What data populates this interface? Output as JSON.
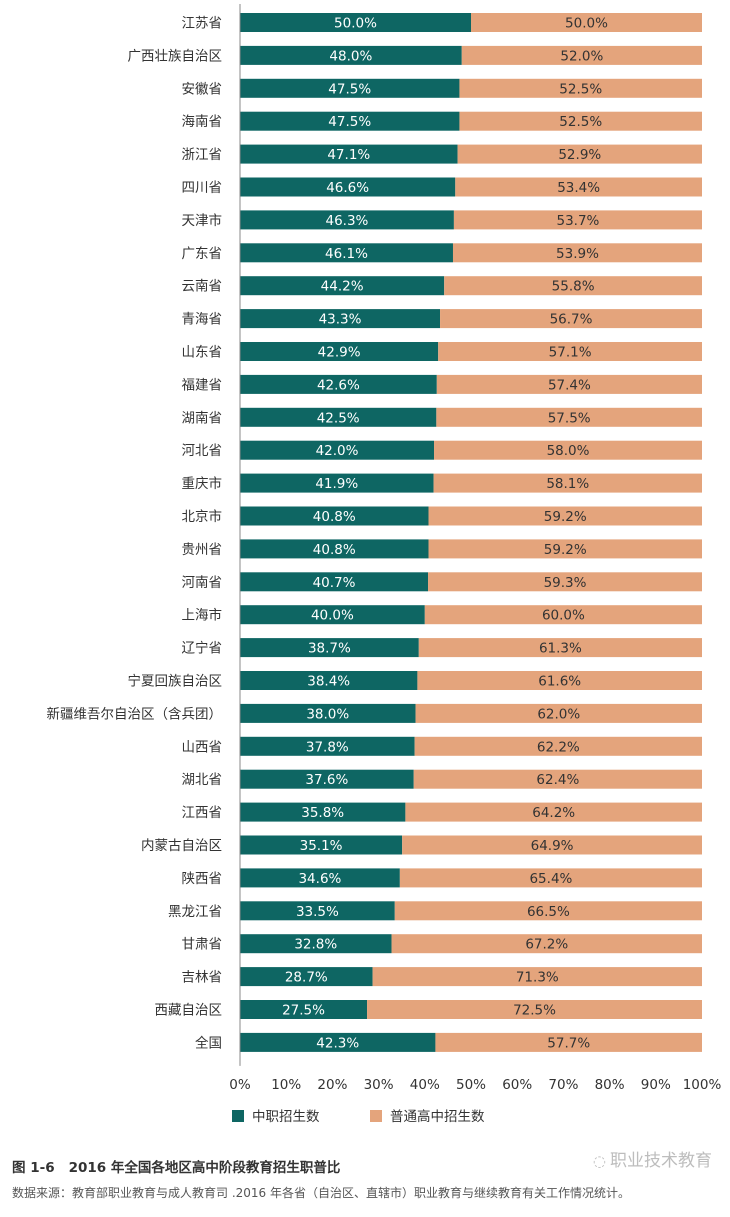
{
  "chart_data": {
    "type": "bar",
    "orientation": "horizontal",
    "stacked": true,
    "categories": [
      "江苏省",
      "广西壮族自治区",
      "安徽省",
      "海南省",
      "浙江省",
      "四川省",
      "天津市",
      "广东省",
      "云南省",
      "青海省",
      "山东省",
      "福建省",
      "湖南省",
      "河北省",
      "重庆市",
      "北京市",
      "贵州省",
      "河南省",
      "上海市",
      "辽宁省",
      "宁夏回族自治区",
      "新疆维吾尔自治区（含兵团）",
      "山西省",
      "湖北省",
      "江西省",
      "内蒙古自治区",
      "陕西省",
      "黑龙江省",
      "甘肃省",
      "吉林省",
      "西藏自治区",
      "全国"
    ],
    "series": [
      {
        "name": "中职招生数",
        "color": "#0e6663",
        "values": [
          50.0,
          48.0,
          47.5,
          47.5,
          47.1,
          46.6,
          46.3,
          46.1,
          44.2,
          43.3,
          42.9,
          42.6,
          42.5,
          42.0,
          41.9,
          40.8,
          40.8,
          40.7,
          40.0,
          38.7,
          38.4,
          38.0,
          37.8,
          37.6,
          35.8,
          35.1,
          34.6,
          33.5,
          32.8,
          28.7,
          27.5,
          42.3
        ]
      },
      {
        "name": "普通高中招生数",
        "color": "#e4a47c",
        "values": [
          50.0,
          52.0,
          52.5,
          52.5,
          52.9,
          53.4,
          53.7,
          53.9,
          55.8,
          56.7,
          57.1,
          57.4,
          57.5,
          58.0,
          58.1,
          59.2,
          59.2,
          59.3,
          60.0,
          61.3,
          61.6,
          62.0,
          62.2,
          62.4,
          64.2,
          64.9,
          65.4,
          66.5,
          67.2,
          71.3,
          72.5,
          57.7
        ]
      }
    ],
    "xlim": [
      0,
      100
    ],
    "xticks": [
      "0%",
      "10%",
      "20%",
      "30%",
      "40%",
      "50%",
      "60%",
      "70%",
      "80%",
      "90%",
      "100%"
    ],
    "value_suffix": "%",
    "legend_position": "bottom-left",
    "grid": false
  },
  "caption": {
    "figure_no": "图 1-6",
    "title": "2016 年全国各地区高中阶段教育招生职普比"
  },
  "source_note": "数据来源：教育部职业教育与成人教育司 .2016 年各省（自治区、直辖市）职业教育与继续教育有关工作情况统计。",
  "watermark": "职业技术教育"
}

◆ ◆ ◆ ◆ ◆ ◆ ◆

_PROBLEM:_
Omit the pictures, and quote the material above exactly as given.

_EXPECTED ANSWER:_
What data populates this interface? Output as JSON.
{
  "chart_data": {
    "type": "bar",
    "orientation": "horizontal",
    "stacked": true,
    "categories": [
      "江苏省",
      "广西壮族自治区",
      "安徽省",
      "海南省",
      "浙江省",
      "四川省",
      "天津市",
      "广东省",
      "云南省",
      "青海省",
      "山东省",
      "福建省",
      "湖南省",
      "河北省",
      "重庆市",
      "北京市",
      "贵州省",
      "河南省",
      "上海市",
      "辽宁省",
      "宁夏回族自治区",
      "新疆维吾尔自治区（含兵团）",
      "山西省",
      "湖北省",
      "江西省",
      "内蒙古自治区",
      "陕西省",
      "黑龙江省",
      "甘肃省",
      "吉林省",
      "西藏自治区",
      "全国"
    ],
    "series": [
      {
        "name": "中职招生数",
        "color": "#0e6663",
        "values": [
          50.0,
          48.0,
          47.5,
          47.5,
          47.1,
          46.6,
          46.3,
          46.1,
          44.2,
          43.3,
          42.9,
          42.6,
          42.5,
          42.0,
          41.9,
          40.8,
          40.8,
          40.7,
          40.0,
          38.7,
          38.4,
          38.0,
          37.8,
          37.6,
          35.8,
          35.1,
          34.6,
          33.5,
          32.8,
          28.7,
          27.5,
          42.3
        ]
      },
      {
        "name": "普通高中招生数",
        "color": "#e4a47c",
        "values": [
          50.0,
          52.0,
          52.5,
          52.5,
          52.9,
          53.4,
          53.7,
          53.9,
          55.8,
          56.7,
          57.1,
          57.4,
          57.5,
          58.0,
          58.1,
          59.2,
          59.2,
          59.3,
          60.0,
          61.3,
          61.6,
          62.0,
          62.2,
          62.4,
          64.2,
          64.9,
          65.4,
          66.5,
          67.2,
          71.3,
          72.5,
          57.7
        ]
      }
    ],
    "xlim": [
      0,
      100
    ],
    "xticks": [
      "0%",
      "10%",
      "20%",
      "30%",
      "40%",
      "50%",
      "60%",
      "70%",
      "80%",
      "90%",
      "100%"
    ],
    "value_suffix": "%",
    "legend_position": "bottom-left",
    "grid": false
  },
  "caption": {
    "figure_no": "图 1-6",
    "title": "2016 年全国各地区高中阶段教育招生职普比"
  },
  "source_note": "数据来源：教育部职业教育与成人教育司 .2016 年各省（自治区、直辖市）职业教育与继续教育有关工作情况统计。",
  "watermark": "职业技术教育"
}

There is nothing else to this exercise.